- **CONSIGNE DONNÉE**
Présentez sous forme de liste numérotée les lignes allant de celle qui contient « palace-stage: Thai [600,694,624,707] » jusqu'à celle qui contient « minor-star: Thiên Sứ [630,574,676,587] », incluse, sans reprendre les lignes vides.
━━ DONNÉES FOURNIES
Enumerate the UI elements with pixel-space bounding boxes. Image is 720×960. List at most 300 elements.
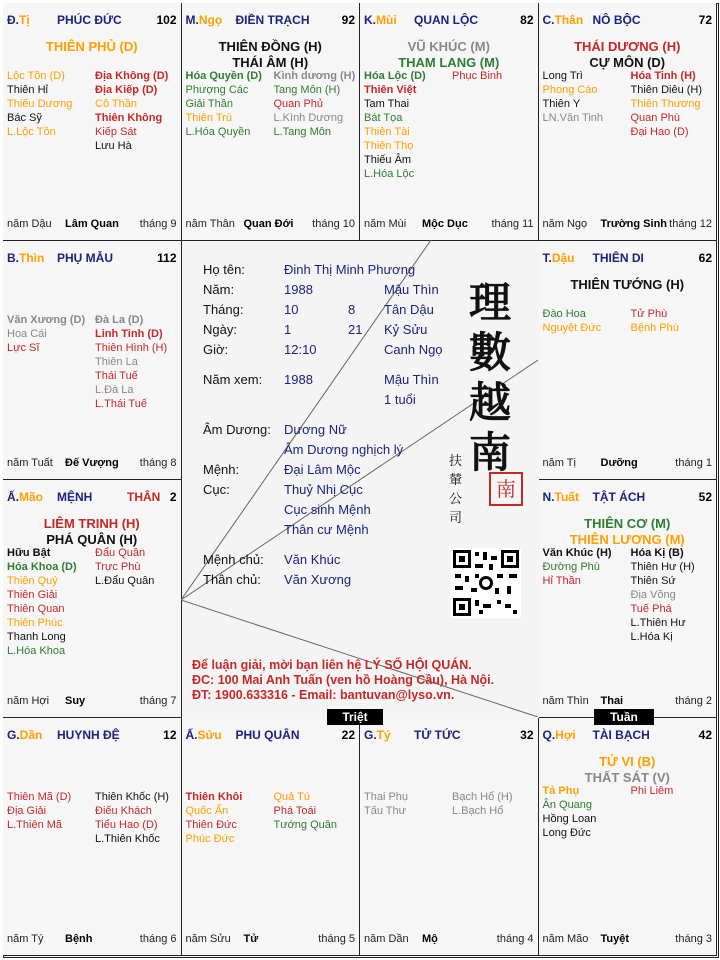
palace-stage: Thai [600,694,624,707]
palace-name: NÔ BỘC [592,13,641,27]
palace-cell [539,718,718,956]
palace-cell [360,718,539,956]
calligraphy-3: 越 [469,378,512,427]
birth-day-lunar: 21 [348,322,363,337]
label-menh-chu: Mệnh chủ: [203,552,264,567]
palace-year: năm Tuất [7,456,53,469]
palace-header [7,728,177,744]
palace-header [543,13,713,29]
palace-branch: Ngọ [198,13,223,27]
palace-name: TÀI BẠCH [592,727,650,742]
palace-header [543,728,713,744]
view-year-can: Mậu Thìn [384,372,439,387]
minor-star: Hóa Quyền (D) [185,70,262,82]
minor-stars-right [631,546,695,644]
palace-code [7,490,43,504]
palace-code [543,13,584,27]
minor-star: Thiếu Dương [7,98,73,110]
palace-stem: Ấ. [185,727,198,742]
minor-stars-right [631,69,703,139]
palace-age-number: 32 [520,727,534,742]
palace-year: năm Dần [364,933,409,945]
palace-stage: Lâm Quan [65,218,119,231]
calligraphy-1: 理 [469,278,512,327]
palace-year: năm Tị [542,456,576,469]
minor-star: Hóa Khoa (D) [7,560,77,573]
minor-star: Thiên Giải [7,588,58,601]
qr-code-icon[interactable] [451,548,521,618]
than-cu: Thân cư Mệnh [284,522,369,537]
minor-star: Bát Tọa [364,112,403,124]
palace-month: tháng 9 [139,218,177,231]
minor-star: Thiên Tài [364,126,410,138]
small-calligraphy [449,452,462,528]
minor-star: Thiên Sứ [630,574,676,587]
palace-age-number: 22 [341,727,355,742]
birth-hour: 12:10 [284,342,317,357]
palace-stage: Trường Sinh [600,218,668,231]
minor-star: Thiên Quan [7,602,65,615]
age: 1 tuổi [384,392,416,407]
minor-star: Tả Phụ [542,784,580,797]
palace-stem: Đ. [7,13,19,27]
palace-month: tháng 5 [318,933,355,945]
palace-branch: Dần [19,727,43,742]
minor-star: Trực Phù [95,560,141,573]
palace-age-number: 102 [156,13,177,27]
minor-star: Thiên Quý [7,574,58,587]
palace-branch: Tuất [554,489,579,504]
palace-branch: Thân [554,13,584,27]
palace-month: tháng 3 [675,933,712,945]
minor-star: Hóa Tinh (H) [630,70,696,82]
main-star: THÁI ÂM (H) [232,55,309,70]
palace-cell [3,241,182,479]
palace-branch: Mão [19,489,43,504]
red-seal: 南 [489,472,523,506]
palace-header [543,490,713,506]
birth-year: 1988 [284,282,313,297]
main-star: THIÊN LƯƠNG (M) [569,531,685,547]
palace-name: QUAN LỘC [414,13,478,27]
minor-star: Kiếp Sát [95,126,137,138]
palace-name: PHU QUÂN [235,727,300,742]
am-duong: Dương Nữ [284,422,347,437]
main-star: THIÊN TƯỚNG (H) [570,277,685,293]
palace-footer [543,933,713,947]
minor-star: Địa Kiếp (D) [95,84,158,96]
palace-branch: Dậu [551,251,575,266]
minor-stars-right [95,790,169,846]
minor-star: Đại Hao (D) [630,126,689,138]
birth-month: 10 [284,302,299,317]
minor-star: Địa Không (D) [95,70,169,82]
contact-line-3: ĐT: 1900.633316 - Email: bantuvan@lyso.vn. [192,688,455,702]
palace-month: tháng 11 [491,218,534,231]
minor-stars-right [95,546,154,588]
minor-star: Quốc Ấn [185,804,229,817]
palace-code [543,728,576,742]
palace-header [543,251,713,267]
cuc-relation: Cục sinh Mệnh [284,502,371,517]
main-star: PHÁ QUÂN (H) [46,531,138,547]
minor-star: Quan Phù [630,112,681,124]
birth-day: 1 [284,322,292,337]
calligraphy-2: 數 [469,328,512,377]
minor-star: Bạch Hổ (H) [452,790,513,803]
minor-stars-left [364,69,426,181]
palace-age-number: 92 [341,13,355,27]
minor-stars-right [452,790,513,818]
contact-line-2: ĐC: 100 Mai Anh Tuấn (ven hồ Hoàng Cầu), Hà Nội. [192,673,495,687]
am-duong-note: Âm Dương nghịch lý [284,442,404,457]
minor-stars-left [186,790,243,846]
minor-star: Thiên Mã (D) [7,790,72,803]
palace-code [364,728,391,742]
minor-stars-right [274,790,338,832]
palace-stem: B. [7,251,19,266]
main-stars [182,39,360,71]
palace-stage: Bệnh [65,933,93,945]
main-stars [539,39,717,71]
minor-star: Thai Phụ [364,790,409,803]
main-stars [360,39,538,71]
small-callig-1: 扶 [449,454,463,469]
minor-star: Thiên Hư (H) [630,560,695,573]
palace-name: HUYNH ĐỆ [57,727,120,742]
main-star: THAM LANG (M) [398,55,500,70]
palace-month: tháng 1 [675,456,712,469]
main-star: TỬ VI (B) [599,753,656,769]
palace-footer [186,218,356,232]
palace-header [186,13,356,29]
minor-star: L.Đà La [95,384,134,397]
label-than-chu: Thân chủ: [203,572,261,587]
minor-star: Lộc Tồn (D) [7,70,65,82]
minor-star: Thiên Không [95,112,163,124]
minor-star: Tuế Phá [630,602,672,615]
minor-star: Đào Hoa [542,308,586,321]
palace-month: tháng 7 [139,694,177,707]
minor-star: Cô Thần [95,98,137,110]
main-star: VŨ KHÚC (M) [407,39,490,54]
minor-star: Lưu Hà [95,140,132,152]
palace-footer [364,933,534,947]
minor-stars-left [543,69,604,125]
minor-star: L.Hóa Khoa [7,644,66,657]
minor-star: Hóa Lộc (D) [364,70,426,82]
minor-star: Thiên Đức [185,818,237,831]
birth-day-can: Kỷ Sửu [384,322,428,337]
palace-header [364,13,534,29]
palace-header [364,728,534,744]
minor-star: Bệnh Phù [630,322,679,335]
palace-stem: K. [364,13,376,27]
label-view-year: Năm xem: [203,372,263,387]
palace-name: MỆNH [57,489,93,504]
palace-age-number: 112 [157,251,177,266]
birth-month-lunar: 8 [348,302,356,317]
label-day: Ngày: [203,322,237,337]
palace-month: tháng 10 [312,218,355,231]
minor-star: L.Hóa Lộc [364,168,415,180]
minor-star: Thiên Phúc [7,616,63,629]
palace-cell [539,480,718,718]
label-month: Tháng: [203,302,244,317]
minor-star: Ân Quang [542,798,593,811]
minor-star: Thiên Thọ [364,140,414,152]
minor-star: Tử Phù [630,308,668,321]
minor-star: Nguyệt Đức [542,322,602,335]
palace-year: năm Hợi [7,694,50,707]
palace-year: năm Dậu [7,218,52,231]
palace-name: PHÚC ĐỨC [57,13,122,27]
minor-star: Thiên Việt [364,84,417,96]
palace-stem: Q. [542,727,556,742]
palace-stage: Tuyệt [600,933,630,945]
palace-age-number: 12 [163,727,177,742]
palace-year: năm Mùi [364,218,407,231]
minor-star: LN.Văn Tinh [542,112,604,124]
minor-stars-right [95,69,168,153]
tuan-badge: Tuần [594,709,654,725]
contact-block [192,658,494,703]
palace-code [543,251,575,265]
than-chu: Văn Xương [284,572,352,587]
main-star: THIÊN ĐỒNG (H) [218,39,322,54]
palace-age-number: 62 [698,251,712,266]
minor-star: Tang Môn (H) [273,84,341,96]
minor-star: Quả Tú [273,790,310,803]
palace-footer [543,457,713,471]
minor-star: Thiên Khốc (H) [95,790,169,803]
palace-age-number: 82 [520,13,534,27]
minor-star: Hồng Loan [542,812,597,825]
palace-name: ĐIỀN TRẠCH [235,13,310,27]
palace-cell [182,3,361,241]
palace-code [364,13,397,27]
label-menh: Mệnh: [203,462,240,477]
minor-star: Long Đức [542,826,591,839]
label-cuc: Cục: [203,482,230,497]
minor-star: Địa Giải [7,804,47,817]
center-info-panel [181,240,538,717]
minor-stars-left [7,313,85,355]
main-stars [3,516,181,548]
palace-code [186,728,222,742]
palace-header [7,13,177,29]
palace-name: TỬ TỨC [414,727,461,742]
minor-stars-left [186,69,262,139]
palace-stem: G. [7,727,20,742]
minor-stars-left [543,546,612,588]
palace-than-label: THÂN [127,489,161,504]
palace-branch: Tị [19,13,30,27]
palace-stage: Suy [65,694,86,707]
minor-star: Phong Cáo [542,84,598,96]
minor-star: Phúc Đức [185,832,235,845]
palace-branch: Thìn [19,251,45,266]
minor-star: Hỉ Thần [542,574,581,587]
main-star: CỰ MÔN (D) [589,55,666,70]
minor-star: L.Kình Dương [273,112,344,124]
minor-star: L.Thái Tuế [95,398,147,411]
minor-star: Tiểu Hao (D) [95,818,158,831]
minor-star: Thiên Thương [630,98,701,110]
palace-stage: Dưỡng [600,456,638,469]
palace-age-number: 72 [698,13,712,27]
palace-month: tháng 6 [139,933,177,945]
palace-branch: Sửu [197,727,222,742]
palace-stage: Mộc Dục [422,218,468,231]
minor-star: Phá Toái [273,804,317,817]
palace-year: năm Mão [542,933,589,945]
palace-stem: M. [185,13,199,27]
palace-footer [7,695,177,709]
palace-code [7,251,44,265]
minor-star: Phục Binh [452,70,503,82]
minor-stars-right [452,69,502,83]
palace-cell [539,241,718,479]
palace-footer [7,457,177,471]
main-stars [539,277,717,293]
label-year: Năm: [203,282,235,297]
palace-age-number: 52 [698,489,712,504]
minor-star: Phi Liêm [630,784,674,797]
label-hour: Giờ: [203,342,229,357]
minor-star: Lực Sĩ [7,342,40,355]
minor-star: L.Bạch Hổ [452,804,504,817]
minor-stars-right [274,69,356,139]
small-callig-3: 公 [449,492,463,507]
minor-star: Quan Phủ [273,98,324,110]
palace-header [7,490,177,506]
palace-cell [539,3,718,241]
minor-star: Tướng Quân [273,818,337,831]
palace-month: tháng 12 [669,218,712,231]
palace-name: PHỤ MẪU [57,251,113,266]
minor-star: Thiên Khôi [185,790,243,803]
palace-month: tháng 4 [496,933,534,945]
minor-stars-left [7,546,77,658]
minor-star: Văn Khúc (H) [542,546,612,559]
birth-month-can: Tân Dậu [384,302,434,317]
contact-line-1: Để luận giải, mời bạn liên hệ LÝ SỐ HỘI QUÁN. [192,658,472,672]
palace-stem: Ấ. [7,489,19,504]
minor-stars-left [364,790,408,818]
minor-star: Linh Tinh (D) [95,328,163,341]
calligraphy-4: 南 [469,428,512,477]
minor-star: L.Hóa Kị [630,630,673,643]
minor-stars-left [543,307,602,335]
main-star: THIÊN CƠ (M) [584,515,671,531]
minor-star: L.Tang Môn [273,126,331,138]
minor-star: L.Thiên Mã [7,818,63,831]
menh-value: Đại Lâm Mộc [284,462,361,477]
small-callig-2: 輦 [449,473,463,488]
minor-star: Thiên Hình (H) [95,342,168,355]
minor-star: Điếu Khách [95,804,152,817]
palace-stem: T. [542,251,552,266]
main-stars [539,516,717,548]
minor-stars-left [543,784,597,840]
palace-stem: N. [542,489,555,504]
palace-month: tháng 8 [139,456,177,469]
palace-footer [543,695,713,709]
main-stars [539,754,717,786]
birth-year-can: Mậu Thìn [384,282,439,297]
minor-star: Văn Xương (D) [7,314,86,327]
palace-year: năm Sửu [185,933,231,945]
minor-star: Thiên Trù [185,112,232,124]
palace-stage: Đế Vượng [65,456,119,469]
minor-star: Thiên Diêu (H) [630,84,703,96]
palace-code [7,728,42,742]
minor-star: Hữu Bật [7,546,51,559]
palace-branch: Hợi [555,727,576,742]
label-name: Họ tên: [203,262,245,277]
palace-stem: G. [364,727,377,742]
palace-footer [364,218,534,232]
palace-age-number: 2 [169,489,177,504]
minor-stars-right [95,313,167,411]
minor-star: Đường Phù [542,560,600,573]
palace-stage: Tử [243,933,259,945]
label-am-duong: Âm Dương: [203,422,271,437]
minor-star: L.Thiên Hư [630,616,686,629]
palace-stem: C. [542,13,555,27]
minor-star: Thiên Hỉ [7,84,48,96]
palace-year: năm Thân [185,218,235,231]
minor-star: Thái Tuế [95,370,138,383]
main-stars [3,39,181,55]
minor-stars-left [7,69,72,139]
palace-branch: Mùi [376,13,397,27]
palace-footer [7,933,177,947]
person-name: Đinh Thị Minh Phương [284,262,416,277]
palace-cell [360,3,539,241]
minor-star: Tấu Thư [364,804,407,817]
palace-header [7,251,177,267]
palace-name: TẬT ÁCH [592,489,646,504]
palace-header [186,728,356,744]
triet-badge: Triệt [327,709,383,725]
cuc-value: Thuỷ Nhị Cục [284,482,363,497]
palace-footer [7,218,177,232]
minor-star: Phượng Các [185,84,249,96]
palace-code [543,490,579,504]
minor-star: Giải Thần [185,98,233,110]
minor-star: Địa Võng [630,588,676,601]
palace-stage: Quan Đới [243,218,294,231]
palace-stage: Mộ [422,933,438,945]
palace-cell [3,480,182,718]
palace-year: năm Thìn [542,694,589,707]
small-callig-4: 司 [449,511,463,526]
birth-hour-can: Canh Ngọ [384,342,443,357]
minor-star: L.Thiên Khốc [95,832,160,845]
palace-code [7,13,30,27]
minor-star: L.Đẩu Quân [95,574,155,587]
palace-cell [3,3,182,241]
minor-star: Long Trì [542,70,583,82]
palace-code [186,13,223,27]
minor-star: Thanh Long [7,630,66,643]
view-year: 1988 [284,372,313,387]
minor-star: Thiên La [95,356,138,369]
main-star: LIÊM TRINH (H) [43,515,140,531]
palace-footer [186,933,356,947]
━━━━
━━ DONNÉES FOURNIES
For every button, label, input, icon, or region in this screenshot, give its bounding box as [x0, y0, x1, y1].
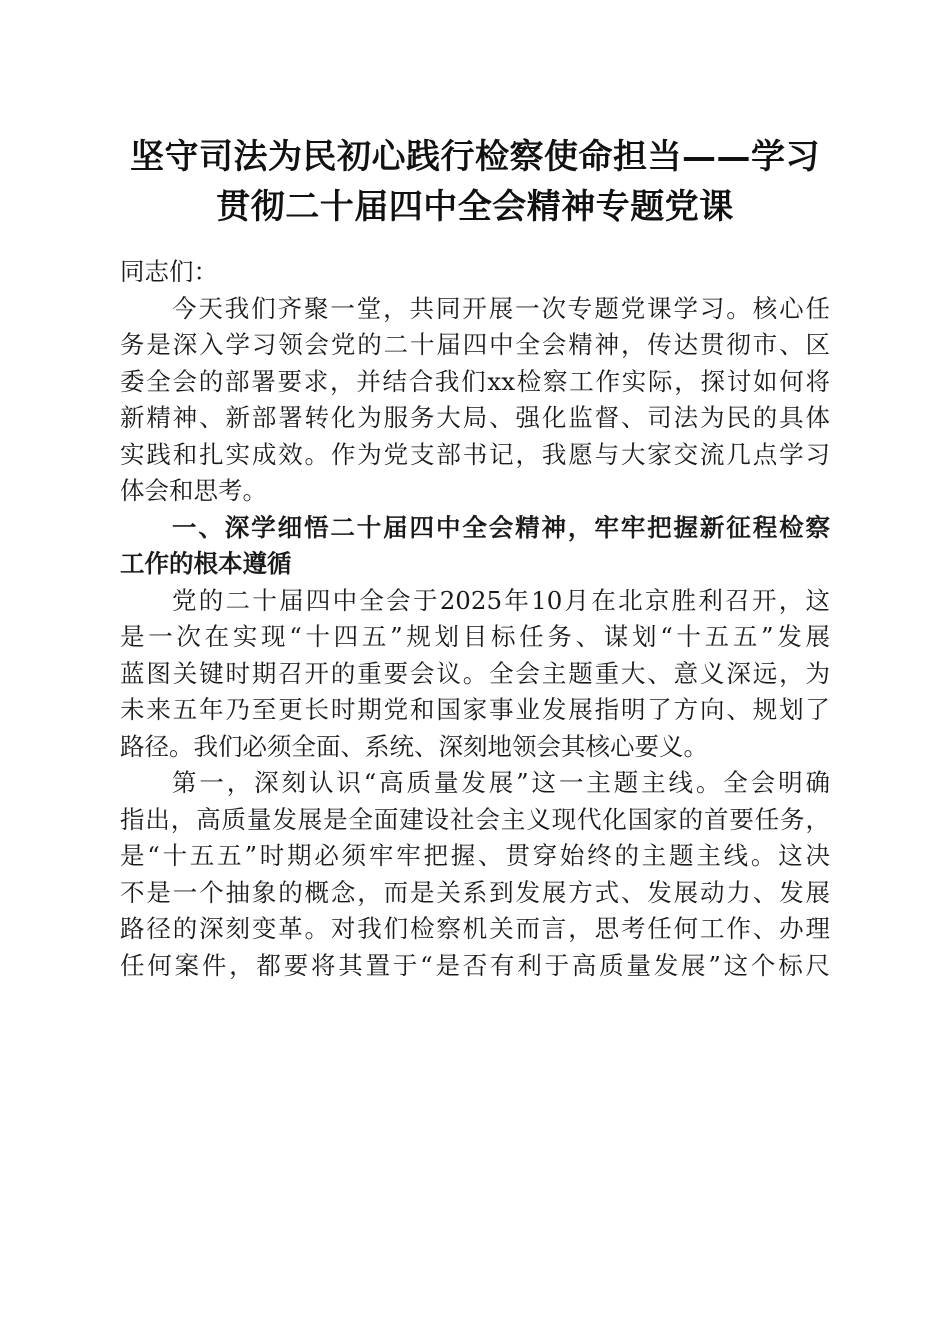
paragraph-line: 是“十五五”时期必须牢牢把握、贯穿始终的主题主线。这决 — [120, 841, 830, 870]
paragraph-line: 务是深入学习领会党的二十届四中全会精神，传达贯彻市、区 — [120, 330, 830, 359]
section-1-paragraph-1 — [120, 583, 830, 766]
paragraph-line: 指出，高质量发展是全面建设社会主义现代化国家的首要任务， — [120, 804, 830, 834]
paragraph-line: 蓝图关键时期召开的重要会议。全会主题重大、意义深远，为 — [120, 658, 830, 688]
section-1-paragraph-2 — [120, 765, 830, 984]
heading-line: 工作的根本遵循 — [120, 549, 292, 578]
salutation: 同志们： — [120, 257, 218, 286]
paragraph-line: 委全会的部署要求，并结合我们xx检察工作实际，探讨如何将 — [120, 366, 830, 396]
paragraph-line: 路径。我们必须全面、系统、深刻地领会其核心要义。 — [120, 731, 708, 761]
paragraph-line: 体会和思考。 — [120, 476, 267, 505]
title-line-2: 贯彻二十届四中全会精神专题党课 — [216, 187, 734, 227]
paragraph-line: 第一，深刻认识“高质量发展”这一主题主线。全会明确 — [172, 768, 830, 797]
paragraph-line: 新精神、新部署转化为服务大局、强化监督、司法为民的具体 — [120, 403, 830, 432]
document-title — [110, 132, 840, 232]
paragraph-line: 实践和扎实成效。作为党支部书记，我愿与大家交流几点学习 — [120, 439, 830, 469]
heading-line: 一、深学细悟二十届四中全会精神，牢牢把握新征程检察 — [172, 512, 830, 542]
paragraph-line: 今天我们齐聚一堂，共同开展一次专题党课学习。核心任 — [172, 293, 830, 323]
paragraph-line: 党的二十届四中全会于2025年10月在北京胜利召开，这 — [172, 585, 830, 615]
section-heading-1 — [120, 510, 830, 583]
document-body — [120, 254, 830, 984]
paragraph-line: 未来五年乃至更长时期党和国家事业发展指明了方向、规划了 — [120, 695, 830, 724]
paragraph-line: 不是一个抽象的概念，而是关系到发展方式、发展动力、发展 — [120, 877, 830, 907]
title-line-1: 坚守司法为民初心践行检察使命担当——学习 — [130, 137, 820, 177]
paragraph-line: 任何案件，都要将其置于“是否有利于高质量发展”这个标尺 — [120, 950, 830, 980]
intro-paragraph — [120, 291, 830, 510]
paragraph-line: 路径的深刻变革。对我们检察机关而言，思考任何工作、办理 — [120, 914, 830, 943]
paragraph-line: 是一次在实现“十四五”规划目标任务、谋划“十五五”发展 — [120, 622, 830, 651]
━━━━
━━ DONNÉES FOURNIES
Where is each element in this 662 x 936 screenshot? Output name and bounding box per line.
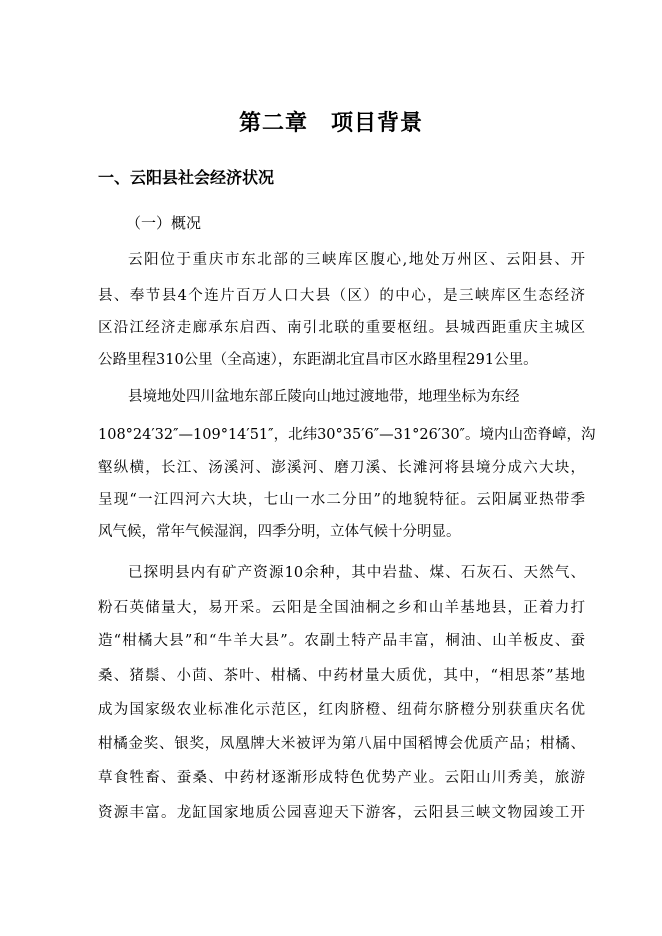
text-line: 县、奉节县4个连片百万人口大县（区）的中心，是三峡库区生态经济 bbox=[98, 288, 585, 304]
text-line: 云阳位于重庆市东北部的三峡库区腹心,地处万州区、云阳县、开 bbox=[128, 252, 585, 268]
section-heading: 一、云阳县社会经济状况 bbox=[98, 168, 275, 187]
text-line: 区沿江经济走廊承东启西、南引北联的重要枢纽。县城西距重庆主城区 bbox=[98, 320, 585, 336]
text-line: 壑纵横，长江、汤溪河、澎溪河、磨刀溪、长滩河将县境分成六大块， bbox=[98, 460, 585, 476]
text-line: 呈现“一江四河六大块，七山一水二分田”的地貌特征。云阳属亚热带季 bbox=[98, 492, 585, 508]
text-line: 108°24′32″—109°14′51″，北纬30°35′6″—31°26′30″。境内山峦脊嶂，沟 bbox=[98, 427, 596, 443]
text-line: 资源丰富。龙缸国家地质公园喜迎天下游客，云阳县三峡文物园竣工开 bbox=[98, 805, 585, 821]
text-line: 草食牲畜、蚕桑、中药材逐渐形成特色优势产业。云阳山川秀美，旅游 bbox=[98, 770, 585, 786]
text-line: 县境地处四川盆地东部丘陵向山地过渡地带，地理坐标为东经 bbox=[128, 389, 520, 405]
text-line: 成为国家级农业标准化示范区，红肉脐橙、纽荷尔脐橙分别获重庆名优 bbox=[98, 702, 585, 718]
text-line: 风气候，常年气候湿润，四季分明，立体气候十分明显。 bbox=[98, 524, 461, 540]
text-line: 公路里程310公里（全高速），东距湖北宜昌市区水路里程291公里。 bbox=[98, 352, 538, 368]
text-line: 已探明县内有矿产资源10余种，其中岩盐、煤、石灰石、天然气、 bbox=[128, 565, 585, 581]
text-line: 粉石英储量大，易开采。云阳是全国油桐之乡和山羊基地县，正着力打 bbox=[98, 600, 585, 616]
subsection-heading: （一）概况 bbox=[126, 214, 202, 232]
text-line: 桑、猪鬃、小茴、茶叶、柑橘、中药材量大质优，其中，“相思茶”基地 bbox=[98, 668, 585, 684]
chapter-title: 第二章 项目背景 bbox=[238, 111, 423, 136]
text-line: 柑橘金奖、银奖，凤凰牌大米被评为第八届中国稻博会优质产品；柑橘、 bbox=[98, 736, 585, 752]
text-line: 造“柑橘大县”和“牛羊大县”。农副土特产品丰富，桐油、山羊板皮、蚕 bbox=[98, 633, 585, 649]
━━━━
- **RÉPONSE ATTENDUE**
1. palace-stage: Thai [600,694,624,707]
2. palace-name: NÔ BỘC [592,13,641,27]
3. palace-cell [539,718,718,956]
4. palace-cell [360,718,539,956]
5. calligraphy-3: 越 [469,378,512,427]
6. birth-day-lunar: 21 [348,322,363,337]
7. label-menh-chu: Mệnh chủ: [203,552,264,567]
8. palace-year: năm Tuất [7,456,53,469]
9. palace-header [7,728,177,744]
10. palace-header [543,13,713,29]
11. palace-branch: Ngọ [198,13,223,27]
12. palace-name: TÀI BẠCH [592,727,650,742]
13. palace-header [543,728,713,744]
14. view-year-can: Mậu Thìn [384,372,439,387]
15. minor-star: Hóa Quyền (D) [185,70,262,82]
16. minor-stars-right [631,546,695,644]
17. palace-code [7,490,43,504]
18. palace-code [543,13,584,27]
19. minor-star: Thiếu Dương [7,98,73,110]
20. palace-stem: Ấ. [185,727,198,742]
21. minor-stars-right [631,69,703,139]
22. palace-age-number: 32 [520,727,534,742]
23. palace-year: năm Dần [364,933,409,945]
24. palace-stage: Lâm Quan [65,218,119,231]
25. calligraphy-1: 理 [469,278,512,327]
26. palace-year: năm Tị [542,456,576,469]
27. minor-star: Hóa Khoa (D) [7,560,77,573]
28. minor-star: Thiên Giải [7,588,58,601]
29. qr-code-icon[interactable] [451,548,521,618]
30. than-cu: Thân cư Mệnh [284,522,369,537]
31. minor-star: Bát Tọa [364,112,403,124]
32. palace-month: tháng 9 [139,218,177,231]
33. minor-star: Thiên Tài [364,126,410,138]
34. small-calligraphy [449,452,462,528]
35. minor-star: Thiên Sứ [630,574,676,587]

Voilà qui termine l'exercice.